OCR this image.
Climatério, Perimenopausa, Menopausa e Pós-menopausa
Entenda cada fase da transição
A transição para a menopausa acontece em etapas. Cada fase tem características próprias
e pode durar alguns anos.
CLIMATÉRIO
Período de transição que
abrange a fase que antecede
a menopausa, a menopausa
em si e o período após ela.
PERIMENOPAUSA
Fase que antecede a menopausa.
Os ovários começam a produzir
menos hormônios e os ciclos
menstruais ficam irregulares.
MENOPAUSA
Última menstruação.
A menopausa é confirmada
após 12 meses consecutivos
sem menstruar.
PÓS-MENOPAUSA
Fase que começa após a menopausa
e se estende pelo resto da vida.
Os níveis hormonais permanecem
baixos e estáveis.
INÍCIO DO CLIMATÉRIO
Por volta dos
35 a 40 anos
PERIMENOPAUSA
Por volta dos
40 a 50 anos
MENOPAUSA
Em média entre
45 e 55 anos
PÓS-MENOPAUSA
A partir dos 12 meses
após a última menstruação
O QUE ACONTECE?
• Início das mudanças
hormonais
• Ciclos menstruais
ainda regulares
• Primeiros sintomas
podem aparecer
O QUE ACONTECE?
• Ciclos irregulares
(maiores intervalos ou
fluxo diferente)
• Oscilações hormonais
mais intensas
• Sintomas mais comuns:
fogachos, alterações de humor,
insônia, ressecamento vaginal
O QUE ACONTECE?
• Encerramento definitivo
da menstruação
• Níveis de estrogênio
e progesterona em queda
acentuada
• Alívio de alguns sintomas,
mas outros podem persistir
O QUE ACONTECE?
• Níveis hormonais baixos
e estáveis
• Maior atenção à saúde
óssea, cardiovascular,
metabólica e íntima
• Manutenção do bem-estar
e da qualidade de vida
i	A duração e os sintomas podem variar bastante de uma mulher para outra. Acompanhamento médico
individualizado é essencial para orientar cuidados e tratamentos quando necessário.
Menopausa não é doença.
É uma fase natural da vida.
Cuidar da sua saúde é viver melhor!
· · · · · · ·
TASK: Return all of the data precisely as it appears.

RESULT BELOW:
OCR this image.
Climatério, Perimenopausa, Menopausa e Pós-menopausa
Entenda cada fase da transição
A transição para a menopausa acontece em etapas. Cada fase tem características próprias
e pode durar alguns anos.
CLIMATÉRIO
Período de transição que
abrange a fase que antecede
a menopausa, a menopausa
em si e o período após ela.
PERIMENOPAUSA
Fase que antecede a menopausa.
Os ovários começam a produzir
menos hormônios e os ciclos
menstruais ficam irregulares.
MENOPAUSA
Última menstruação.
A menopausa é confirmada
após 12 meses consecutivos
sem menstruar.
PÓS-MENOPAUSA
Fase que começa após a menopausa
e se estende pelo resto da vida.
Os níveis hormonais permanecem
baixos e estáveis.
INÍCIO DO CLIMATÉRIO
Por volta dos
35 a 40 anos
PERIMENOPAUSA
Por volta dos
40 a 50 anos
MENOPAUSA
Em média entre
45 e 55 anos
PÓS-MENOPAUSA
A partir dos 12 meses
após a última menstruação
O QUE ACONTECE?
• Início das mudanças
hormonais
• Ciclos menstruais
ainda regulares
• Primeiros sintomas
podem aparecer
O QUE ACONTECE?
• Ciclos irregulares
(maiores intervalos ou
fluxo diferente)
• Oscilações hormonais
mais intensas
• Sintomas mais comuns:
fogachos, alterações de humor,
insônia, ressecamento vaginal
O QUE ACONTECE?
• Encerramento definitivo
da menstruação
• Níveis de estrogênio
e progesterona em queda
acentuada
• Alívio de alguns sintomas,
mas outros podem persistir
O QUE ACONTECE?
• Níveis hormonais baixos
e estáveis
• Maior atenção à saúde
óssea, cardiovascular,
metabólica e íntima
• Manutenção do bem-estar
e da qualidade de vida
i	A duração e os sintomas podem variar bastante de uma mulher para outra. Acompanhamento médico
individualizado é essencial para orientar cuidados e tratamentos quando necessário.
Menopausa não é doença.
É uma fase natural da vida.
Cuidar da sua saúde é viver melhor!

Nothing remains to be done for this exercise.